Reproduce the records below in full and exactly, without their images.

TASK INPUT ▸
====
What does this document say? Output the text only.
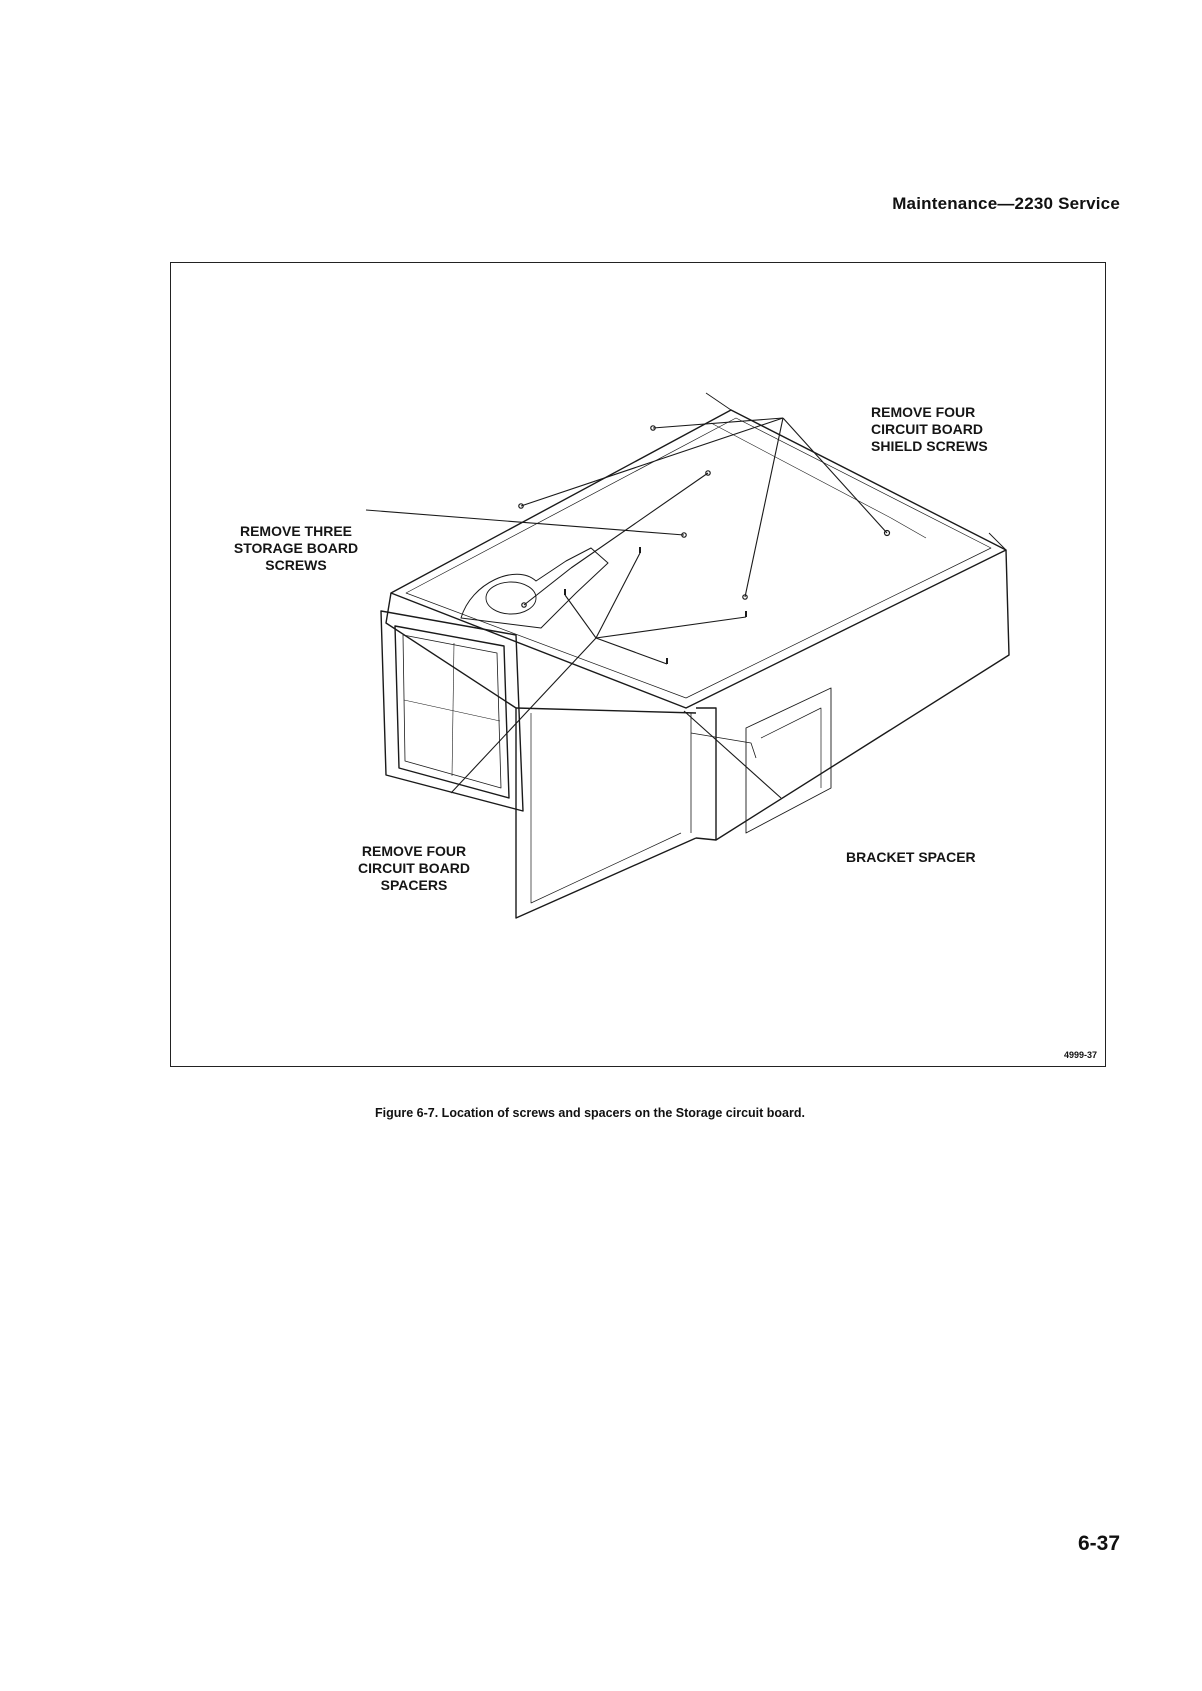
Maintenance—2230 Service
REMOVE FOUR
CIRCUIT BOARD
SHIELD SCREWS
REMOVE THREE
STORAGE BOARD
SCREWS
REMOVE FOUR
CIRCUIT BOARD
SPACERS
BRACKET SPACER
4999-37
Figure 6-7. Location of screws and spacers on the Storage circuit board.
6-37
====
ANSWER TO THE EXERCISE ▸
What does this document say? Output the text only.
Maintenance—2230 Service
REMOVE FOUR
CIRCUIT BOARD
SHIELD SCREWS
REMOVE THREE
STORAGE BOARD
SCREWS
REMOVE FOUR
CIRCUIT BOARD
SPACERS
BRACKET SPACER
4999-37
Figure 6-7. Location of screws and spacers on the Storage circuit board.
6-37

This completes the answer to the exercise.